> _PROMPT_
Skip the pictures and quote all of the lines exactly.

Start of RECORDS TO USE

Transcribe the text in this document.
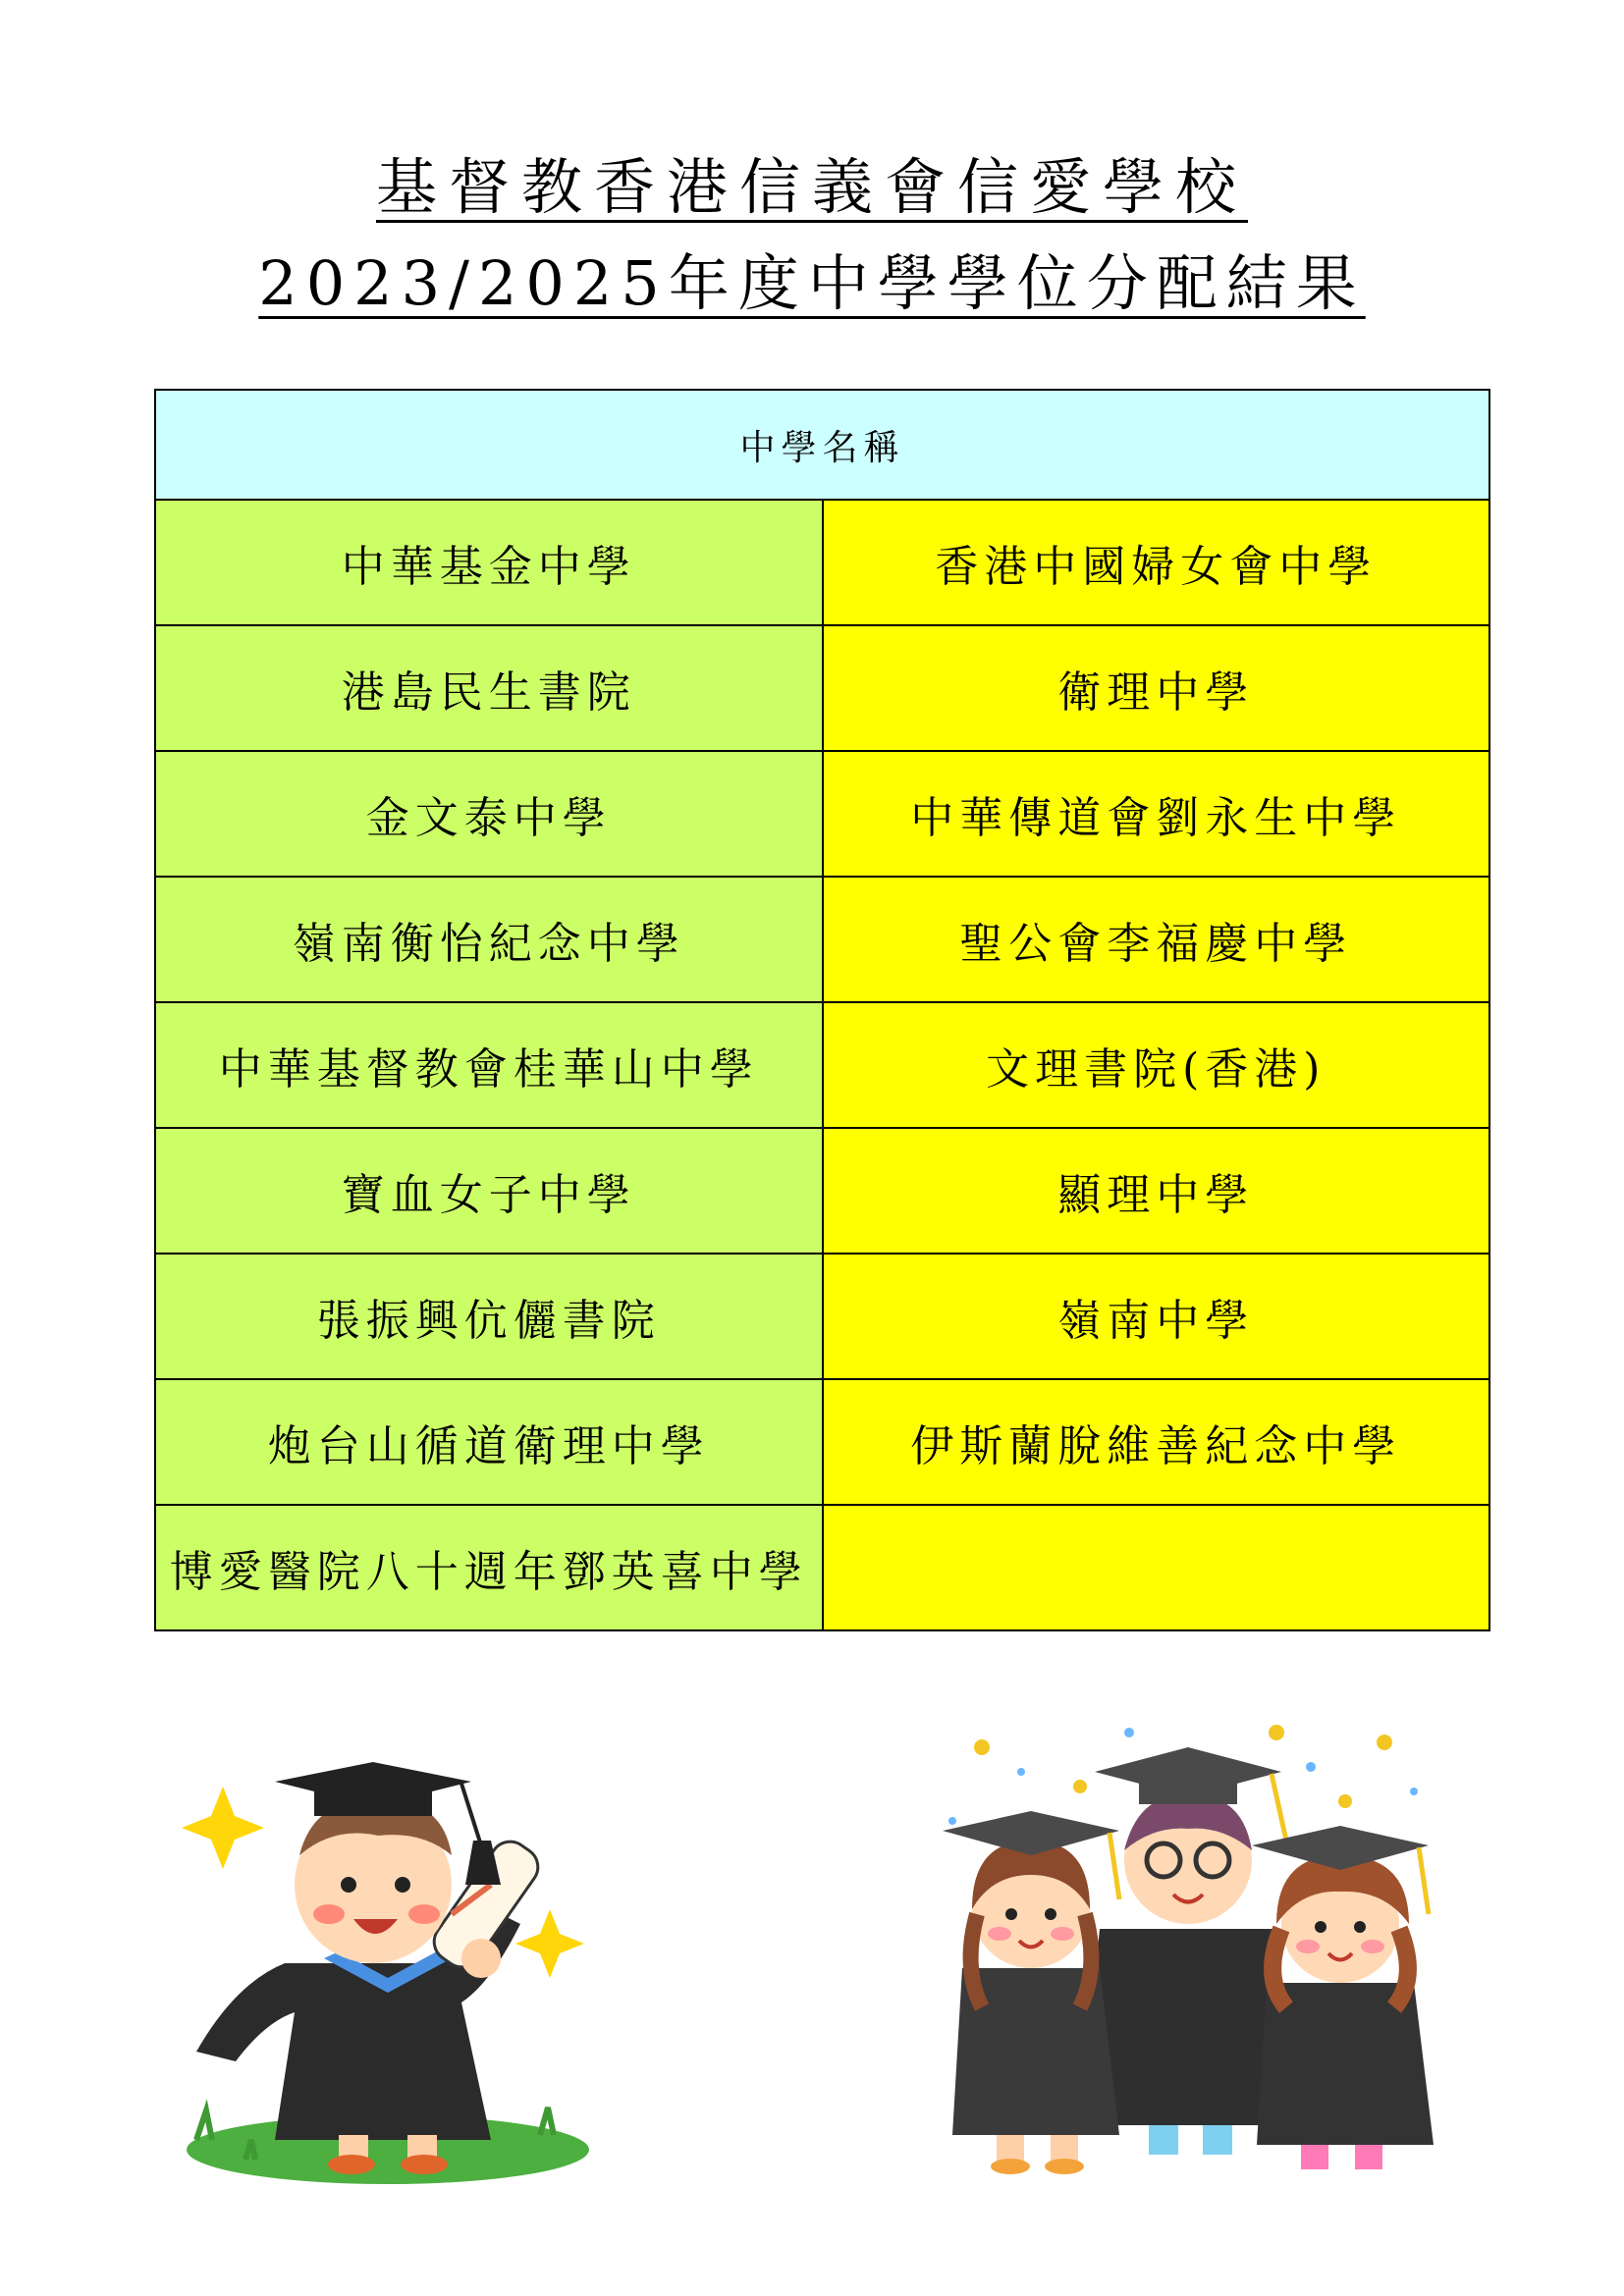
基督教香港信義會信愛學校
2023/2025年度中學學位分配結果
中學名稱	
中華基金中學	香港中國婦女會中學
港島民生書院	衛理中學
金文泰中學	中華傳道會劉永生中學
嶺南衡怡紀念中學	聖公會李福慶中學
中華基督教會桂華山中學	文理書院(香港)
寶血女子中學	顯理中學
張振興伉儷書院	嶺南中學
炮台山循道衛理中學	伊斯蘭脫維善紀念中學
博愛醫院八十週年鄧英喜中學	
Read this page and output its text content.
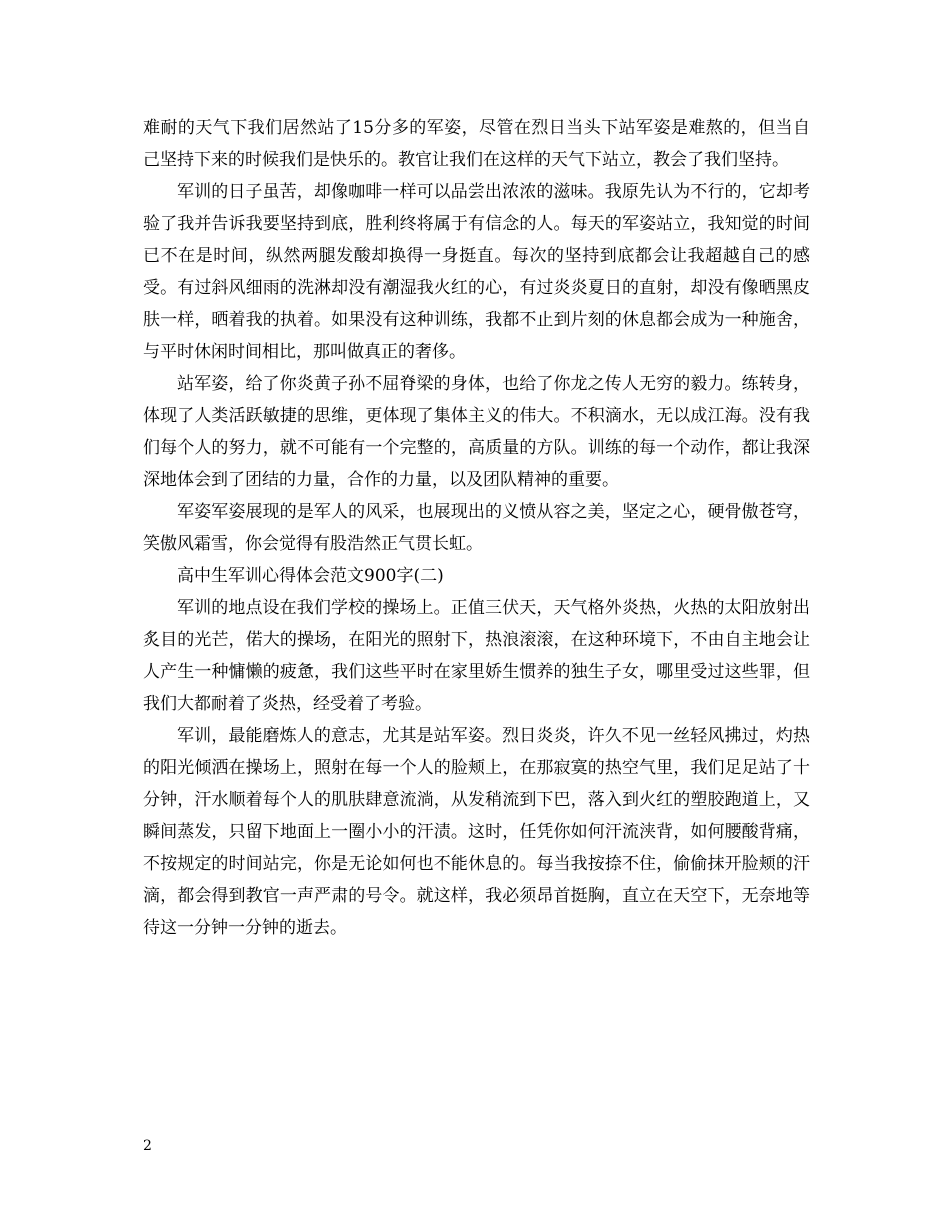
难耐的天气下我们居然站了15分多的军姿，尽管在烈日当头下站军姿是难熬的，但当自己坚持下来的时候我们是快乐的。教官让我们在这样的天气下站立，教会了我们坚持。

军训的日子虽苦，却像咖啡一样可以品尝出浓浓的滋味。我原先认为不行的，它却考验了我并告诉我要坚持到底，胜利终将属于有信念的人。每天的军姿站立，我知觉的时间已不在是时间，纵然两腿发酸却换得一身挺直。每次的坚持到底都会让我超越自己的感受。有过斜风细雨的洗淋却没有潮湿我火红的心，有过炎炎夏日的直射，却没有像晒黑皮肤一样，晒着我的执着。如果没有这种训练，我都不止到片刻的休息都会成为一种施舍，与平时休闲时间相比，那叫做真正的奢侈。

站军姿，给了你炎黄子孙不屈脊梁的身体，也给了你龙之传人无穷的毅力。练转身，体现了人类活跃敏捷的思维，更体现了集体主义的伟大。不积滴水，无以成江海。没有我们每个人的努力，就不可能有一个完整的，高质量的方队。训练的每一个动作，都让我深深地体会到了团结的力量，合作的力量，以及团队精神的重要。

军姿军姿展现的是军人的风采，也展现出的义愤从容之美，坚定之心，硬骨傲苍穹，笑傲风霜雪，你会觉得有股浩然正气贯长虹。

高中生军训心得体会范文900字(二)

军训的地点设在我们学校的操场上。正值三伏天，天气格外炎热，火热的太阳放射出炙目的光芒，偌大的操场，在阳光的照射下，热浪滚滚，在这种环境下，不由自主地会让人产生一种慵懒的疲惫，我们这些平时在家里娇生惯养的独生子女，哪里受过这些罪，但我们大都耐着了炎热，经受着了考验。

军训，最能磨炼人的意志，尤其是站军姿。烈日炎炎，许久不见一丝轻风拂过，灼热的阳光倾洒在操场上，照射在每一个人的脸颊上，在那寂寞的热空气里，我们足足站了十分钟，汗水顺着每个人的肌肤肆意流淌，从发稍流到下巴，落入到火红的塑胶跑道上，又瞬间蒸发，只留下地面上一圈小小的汗渍。这时，任凭你如何汗流浃背，如何腰酸背痛，不按规定的时间站完，你是无论如何也不能休息的。每当我按捺不住，偷偷抹开脸颊的汗滴，都会得到教官一声严肃的号令。就这样，我必须昂首挺胸，直立在天空下，无奈地等待这一分钟一分钟的逝去。

2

End of RECORDS TO USE

> _TASK SOLUTION_
Transcribe the text in this document.
基督教香港信義會信愛學校
2023/2025年度中學學位分配結果
中學名稱	
中華基金中學	香港中國婦女會中學
港島民生書院	衛理中學
金文泰中學	中華傳道會劉永生中學
嶺南衡怡紀念中學	聖公會李福慶中學
中華基督教會桂華山中學	文理書院(香港)
寶血女子中學	顯理中學
張振興伉儷書院	嶺南中學
炮台山循道衛理中學	伊斯蘭脫維善紀念中學
博愛醫院八十週年鄧英喜中學	
Read this page and output its text content.
难耐的天气下我们居然站了15分多的军姿，尽管在烈日当头下站军姿是难熬的，但当自己坚持下来的时候我们是快乐的。教官让我们在这样的天气下站立，教会了我们坚持。

军训的日子虽苦，却像咖啡一样可以品尝出浓浓的滋味。我原先认为不行的，它却考验了我并告诉我要坚持到底，胜利终将属于有信念的人。每天的军姿站立，我知觉的时间已不在是时间，纵然两腿发酸却换得一身挺直。每次的坚持到底都会让我超越自己的感受。有过斜风细雨的洗淋却没有潮湿我火红的心，有过炎炎夏日的直射，却没有像晒黑皮肤一样，晒着我的执着。如果没有这种训练，我都不止到片刻的休息都会成为一种施舍，与平时休闲时间相比，那叫做真正的奢侈。

站军姿，给了你炎黄子孙不屈脊梁的身体，也给了你龙之传人无穷的毅力。练转身，体现了人类活跃敏捷的思维，更体现了集体主义的伟大。不积滴水，无以成江海。没有我们每个人的努力，就不可能有一个完整的，高质量的方队。训练的每一个动作，都让我深深地体会到了团结的力量，合作的力量，以及团队精神的重要。

军姿军姿展现的是军人的风采，也展现出的义愤从容之美，坚定之心，硬骨傲苍穹，笑傲风霜雪，你会觉得有股浩然正气贯长虹。

高中生军训心得体会范文900字(二)

军训的地点设在我们学校的操场上。正值三伏天，天气格外炎热，火热的太阳放射出炙目的光芒，偌大的操场，在阳光的照射下，热浪滚滚，在这种环境下，不由自主地会让人产生一种慵懒的疲惫，我们这些平时在家里娇生惯养的独生子女，哪里受过这些罪，但我们大都耐着了炎热，经受着了考验。

军训，最能磨炼人的意志，尤其是站军姿。烈日炎炎，许久不见一丝轻风拂过，灼热的阳光倾洒在操场上，照射在每一个人的脸颊上，在那寂寞的热空气里，我们足足站了十分钟，汗水顺着每个人的肌肤肆意流淌，从发稍流到下巴，落入到火红的塑胶跑道上，又瞬间蒸发，只留下地面上一圈小小的汗渍。这时，任凭你如何汗流浃背，如何腰酸背痛，不按规定的时间站完，你是无论如何也不能休息的。每当我按捺不住，偷偷抹开脸颊的汗滴，都会得到教官一声严肃的号令。就这样，我必须昂首挺胸，直立在天空下，无奈地等待这一分钟一分钟的逝去。

2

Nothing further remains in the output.